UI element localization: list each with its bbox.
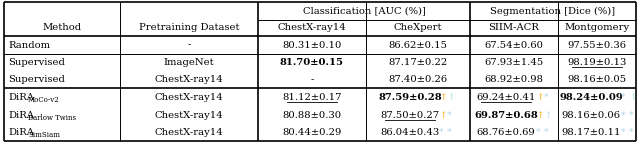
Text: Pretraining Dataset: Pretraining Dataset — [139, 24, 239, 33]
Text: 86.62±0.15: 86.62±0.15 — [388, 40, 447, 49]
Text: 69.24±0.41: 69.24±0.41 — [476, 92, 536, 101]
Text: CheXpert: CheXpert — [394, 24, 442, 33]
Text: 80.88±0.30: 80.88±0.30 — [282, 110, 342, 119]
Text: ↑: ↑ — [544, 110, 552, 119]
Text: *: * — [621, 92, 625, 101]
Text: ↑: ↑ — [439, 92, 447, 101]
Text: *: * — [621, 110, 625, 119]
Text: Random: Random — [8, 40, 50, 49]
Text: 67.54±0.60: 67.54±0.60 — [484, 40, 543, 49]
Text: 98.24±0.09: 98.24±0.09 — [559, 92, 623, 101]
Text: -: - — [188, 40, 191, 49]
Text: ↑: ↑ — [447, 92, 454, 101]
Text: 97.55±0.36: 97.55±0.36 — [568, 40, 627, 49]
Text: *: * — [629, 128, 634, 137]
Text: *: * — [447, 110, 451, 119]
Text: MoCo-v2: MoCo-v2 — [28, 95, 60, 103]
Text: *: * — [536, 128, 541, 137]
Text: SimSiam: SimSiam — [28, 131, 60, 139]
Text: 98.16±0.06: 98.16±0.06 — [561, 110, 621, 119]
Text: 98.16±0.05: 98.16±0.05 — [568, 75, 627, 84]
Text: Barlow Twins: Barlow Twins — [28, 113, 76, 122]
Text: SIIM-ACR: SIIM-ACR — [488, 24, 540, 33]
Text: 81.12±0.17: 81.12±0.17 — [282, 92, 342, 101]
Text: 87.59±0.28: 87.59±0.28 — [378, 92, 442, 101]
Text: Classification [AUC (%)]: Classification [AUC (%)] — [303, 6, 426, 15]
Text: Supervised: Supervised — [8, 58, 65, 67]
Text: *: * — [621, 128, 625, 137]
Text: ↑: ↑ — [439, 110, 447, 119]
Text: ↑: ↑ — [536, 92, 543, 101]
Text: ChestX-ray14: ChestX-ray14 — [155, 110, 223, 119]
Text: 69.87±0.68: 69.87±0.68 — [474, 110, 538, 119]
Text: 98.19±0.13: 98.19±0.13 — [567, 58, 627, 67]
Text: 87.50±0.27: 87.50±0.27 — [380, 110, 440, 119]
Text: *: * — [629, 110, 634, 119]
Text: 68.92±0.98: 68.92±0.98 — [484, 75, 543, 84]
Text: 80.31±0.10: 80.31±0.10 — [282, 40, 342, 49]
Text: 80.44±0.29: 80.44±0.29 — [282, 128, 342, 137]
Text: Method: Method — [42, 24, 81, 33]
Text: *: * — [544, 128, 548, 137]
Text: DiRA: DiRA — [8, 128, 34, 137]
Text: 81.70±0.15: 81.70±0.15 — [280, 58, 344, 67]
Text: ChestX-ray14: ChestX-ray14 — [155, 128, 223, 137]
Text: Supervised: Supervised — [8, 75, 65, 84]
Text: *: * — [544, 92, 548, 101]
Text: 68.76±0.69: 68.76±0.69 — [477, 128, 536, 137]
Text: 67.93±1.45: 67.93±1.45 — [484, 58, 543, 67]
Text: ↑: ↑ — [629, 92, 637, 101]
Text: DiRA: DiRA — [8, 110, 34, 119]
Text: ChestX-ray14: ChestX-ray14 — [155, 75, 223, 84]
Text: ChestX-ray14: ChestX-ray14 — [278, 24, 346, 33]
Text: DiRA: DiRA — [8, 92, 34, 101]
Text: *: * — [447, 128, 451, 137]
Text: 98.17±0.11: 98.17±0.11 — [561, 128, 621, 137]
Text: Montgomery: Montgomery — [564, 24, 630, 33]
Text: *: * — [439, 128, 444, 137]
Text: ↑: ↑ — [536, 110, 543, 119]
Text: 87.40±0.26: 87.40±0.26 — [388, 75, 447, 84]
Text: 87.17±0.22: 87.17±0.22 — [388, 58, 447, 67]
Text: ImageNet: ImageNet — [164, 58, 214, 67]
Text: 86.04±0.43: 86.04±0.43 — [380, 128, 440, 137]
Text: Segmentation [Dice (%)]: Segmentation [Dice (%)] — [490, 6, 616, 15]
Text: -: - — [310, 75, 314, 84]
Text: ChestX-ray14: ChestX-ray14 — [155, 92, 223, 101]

Goal: Return the lines of the listing unchanged, from the line containing "Text: Pretraining Dataset: Pretraining" to the line containing "Text: *: * — [621, 128, 625, 137]", including both of those lines.

Solution to this exercise:
Text: Pretraining Dataset: Pretraining Dataset — [139, 24, 239, 33]
Text: 86.62±0.15: 86.62±0.15 — [388, 40, 447, 49]
Text: 69.24±0.41: 69.24±0.41 — [476, 92, 536, 101]
Text: CheXpert: CheXpert — [394, 24, 442, 33]
Text: 80.88±0.30: 80.88±0.30 — [282, 110, 342, 119]
Text: ↑: ↑ — [544, 110, 552, 119]
Text: *: * — [621, 92, 625, 101]
Text: ↑: ↑ — [439, 92, 447, 101]
Text: *: * — [621, 110, 625, 119]
Text: Random: Random — [8, 40, 50, 49]
Text: 67.54±0.60: 67.54±0.60 — [484, 40, 543, 49]
Text: 98.24±0.09: 98.24±0.09 — [559, 92, 623, 101]
Text: -: - — [188, 40, 191, 49]
Text: ↑: ↑ — [447, 92, 454, 101]
Text: 97.55±0.36: 97.55±0.36 — [568, 40, 627, 49]
Text: *: * — [629, 128, 634, 137]
Text: *: * — [447, 110, 451, 119]
Text: MoCo-v2: MoCo-v2 — [28, 95, 60, 103]
Text: *: * — [536, 128, 541, 137]
Text: SimSiam: SimSiam — [28, 131, 60, 139]
Text: 98.16±0.06: 98.16±0.06 — [561, 110, 621, 119]
Text: 98.16±0.05: 98.16±0.05 — [568, 75, 627, 84]
Text: Barlow Twins: Barlow Twins — [28, 113, 76, 122]
Text: SIIM-ACR: SIIM-ACR — [488, 24, 540, 33]
Text: 81.12±0.17: 81.12±0.17 — [282, 92, 342, 101]
Text: 87.59±0.28: 87.59±0.28 — [378, 92, 442, 101]
Text: Classification [AUC (%)]: Classification [AUC (%)] — [303, 6, 426, 15]
Text: Supervised: Supervised — [8, 58, 65, 67]
Text: *: * — [621, 128, 625, 137]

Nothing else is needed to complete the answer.